(Dataset listings of figures)
- - - - -
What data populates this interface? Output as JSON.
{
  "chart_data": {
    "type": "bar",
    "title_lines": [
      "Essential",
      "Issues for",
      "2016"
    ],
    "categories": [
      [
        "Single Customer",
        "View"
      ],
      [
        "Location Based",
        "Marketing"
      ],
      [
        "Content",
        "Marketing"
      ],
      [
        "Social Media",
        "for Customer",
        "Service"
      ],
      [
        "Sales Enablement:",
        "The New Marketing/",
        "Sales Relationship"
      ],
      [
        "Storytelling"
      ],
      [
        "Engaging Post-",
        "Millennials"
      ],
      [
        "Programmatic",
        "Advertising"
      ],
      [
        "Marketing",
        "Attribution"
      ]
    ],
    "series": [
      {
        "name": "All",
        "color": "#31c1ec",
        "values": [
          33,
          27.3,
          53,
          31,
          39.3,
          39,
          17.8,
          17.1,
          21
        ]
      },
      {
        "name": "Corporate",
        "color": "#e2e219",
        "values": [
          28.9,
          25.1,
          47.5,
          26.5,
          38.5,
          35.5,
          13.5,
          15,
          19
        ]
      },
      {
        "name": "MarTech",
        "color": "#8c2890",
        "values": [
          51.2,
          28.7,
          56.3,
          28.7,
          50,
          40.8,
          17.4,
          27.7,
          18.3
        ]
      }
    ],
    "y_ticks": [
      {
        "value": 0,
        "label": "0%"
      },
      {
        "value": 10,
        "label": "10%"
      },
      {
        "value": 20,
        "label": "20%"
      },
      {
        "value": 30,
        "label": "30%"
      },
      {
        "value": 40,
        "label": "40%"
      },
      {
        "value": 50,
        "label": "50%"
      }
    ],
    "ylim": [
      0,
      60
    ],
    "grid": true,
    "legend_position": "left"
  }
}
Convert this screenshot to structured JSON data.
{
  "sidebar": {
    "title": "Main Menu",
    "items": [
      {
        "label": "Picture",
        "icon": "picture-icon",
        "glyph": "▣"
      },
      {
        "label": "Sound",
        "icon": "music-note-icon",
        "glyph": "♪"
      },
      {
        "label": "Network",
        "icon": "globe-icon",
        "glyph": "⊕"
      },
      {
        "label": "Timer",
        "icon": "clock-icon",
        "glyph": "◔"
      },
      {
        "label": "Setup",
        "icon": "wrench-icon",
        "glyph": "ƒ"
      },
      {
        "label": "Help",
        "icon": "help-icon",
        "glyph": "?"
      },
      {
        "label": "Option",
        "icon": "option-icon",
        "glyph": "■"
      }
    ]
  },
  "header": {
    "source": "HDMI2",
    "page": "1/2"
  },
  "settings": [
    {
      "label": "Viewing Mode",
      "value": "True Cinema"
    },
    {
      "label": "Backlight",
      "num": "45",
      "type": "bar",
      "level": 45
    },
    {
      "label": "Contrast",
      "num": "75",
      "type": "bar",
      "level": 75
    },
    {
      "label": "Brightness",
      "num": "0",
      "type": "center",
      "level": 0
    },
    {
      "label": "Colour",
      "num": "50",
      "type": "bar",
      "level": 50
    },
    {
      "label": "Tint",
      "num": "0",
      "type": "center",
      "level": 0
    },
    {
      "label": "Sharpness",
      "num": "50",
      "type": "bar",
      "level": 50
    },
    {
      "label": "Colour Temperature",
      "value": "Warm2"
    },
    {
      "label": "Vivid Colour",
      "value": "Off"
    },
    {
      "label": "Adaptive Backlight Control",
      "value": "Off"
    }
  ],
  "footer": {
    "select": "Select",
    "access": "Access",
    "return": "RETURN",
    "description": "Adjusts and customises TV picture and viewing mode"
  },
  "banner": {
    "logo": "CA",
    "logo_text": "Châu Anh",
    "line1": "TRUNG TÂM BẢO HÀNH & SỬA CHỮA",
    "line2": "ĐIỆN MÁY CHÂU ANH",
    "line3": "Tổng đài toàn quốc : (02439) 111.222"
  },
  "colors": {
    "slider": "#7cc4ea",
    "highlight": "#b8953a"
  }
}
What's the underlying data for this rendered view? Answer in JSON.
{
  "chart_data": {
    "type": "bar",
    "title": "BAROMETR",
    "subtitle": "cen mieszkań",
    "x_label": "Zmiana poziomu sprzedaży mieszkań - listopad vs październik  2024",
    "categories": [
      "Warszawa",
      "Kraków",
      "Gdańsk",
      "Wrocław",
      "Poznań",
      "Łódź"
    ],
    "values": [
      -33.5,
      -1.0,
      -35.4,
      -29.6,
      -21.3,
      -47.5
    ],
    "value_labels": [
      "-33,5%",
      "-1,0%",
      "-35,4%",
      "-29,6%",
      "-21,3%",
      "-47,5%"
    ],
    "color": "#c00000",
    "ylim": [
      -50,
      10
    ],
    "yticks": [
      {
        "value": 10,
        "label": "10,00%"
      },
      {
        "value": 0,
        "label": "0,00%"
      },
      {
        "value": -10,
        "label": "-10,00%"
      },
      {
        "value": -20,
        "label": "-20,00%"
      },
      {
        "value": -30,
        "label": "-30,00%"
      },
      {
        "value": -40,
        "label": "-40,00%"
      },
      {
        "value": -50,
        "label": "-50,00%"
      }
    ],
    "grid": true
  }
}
- - - - -
PROMPT ->
What count of lines in the listing contain the word "name"? Reply with the number only.

SOLUTION TO THE PROBLEM ->
3